▶ _Provided records_

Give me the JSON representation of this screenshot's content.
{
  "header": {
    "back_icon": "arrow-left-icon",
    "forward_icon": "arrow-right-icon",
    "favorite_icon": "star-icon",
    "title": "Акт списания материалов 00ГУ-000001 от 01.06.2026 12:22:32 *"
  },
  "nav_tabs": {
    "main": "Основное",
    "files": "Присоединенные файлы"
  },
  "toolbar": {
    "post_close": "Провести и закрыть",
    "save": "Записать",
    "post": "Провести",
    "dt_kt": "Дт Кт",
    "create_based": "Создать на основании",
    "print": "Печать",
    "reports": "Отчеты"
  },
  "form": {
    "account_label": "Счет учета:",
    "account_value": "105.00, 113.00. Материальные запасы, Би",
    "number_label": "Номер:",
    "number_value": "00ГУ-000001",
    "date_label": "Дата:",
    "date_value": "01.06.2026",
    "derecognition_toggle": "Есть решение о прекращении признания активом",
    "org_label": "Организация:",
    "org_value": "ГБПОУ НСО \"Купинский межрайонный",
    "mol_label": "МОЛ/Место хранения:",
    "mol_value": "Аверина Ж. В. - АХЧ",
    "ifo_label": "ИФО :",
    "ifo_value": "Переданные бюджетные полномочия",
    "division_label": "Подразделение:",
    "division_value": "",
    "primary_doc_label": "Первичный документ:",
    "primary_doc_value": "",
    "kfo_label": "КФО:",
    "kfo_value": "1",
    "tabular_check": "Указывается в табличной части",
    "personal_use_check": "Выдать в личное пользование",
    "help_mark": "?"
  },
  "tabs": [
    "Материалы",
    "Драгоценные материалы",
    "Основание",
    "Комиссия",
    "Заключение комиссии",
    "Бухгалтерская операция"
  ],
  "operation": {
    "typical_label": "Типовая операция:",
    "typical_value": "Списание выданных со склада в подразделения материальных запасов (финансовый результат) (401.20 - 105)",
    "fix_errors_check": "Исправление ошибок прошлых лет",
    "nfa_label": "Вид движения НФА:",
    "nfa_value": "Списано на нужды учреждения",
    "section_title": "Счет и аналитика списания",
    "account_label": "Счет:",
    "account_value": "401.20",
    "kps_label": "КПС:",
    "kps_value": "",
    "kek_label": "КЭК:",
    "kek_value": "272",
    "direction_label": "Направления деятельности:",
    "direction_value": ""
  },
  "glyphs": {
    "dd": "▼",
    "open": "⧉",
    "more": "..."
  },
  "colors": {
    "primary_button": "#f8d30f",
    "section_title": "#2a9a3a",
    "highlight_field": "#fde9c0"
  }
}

▶ _Task goal_
Write the whole listing out again. Keep every line exactly as it is.

▶ _Answer to this exercise_
Give me the JSON representation of this screenshot's content.
{
  "header": {
    "back_icon": "arrow-left-icon",
    "forward_icon": "arrow-right-icon",
    "favorite_icon": "star-icon",
    "title": "Акт списания материалов 00ГУ-000001 от 01.06.2026 12:22:32 *"
  },
  "nav_tabs": {
    "main": "Основное",
    "files": "Присоединенные файлы"
  },
  "toolbar": {
    "post_close": "Провести и закрыть",
    "save": "Записать",
    "post": "Провести",
    "dt_kt": "Дт Кт",
    "create_based": "Создать на основании",
    "print": "Печать",
    "reports": "Отчеты"
  },
  "form": {
    "account_label": "Счет учета:",
    "account_value": "105.00, 113.00. Материальные запасы, Би",
    "number_label": "Номер:",
    "number_value": "00ГУ-000001",
    "date_label": "Дата:",
    "date_value": "01.06.2026",
    "derecognition_toggle": "Есть решение о прекращении признания активом",
    "org_label": "Организация:",
    "org_value": "ГБПОУ НСО \"Купинский межрайонный",
    "mol_label": "МОЛ/Место хранения:",
    "mol_value": "Аверина Ж. В. - АХЧ",
    "ifo_label": "ИФО :",
    "ifo_value": "Переданные бюджетные полномочия",
    "division_label": "Подразделение:",
    "division_value": "",
    "primary_doc_label": "Первичный документ:",
    "primary_doc_value": "",
    "kfo_label": "КФО:",
    "kfo_value": "1",
    "tabular_check": "Указывается в табличной части",
    "personal_use_check": "Выдать в личное пользование",
    "help_mark": "?"
  },
  "tabs": [
    "Материалы",
    "Драгоценные материалы",
    "Основание",
    "Комиссия",
    "Заключение комиссии",
    "Бухгалтерская операция"
  ],
  "operation": {
    "typical_label": "Типовая операция:",
    "typical_value": "Списание выданных со склада в подразделения материальных запасов (финансовый результат) (401.20 - 105)",
    "fix_errors_check": "Исправление ошибок прошлых лет",
    "nfa_label": "Вид движения НФА:",
    "nfa_value": "Списано на нужды учреждения",
    "section_title": "Счет и аналитика списания",
    "account_label": "Счет:",
    "account_value": "401.20",
    "kps_label": "КПС:",
    "kps_value": "",
    "kek_label": "КЭК:",
    "kek_value": "272",
    "direction_label": "Направления деятельности:",
    "direction_value": ""
  },
  "glyphs": {
    "dd": "▼",
    "open": "⧉",
    "more": "..."
  },
  "colors": {
    "primary_button": "#f8d30f",
    "section_title": "#2a9a3a",
    "highlight_field": "#fde9c0"
  }
}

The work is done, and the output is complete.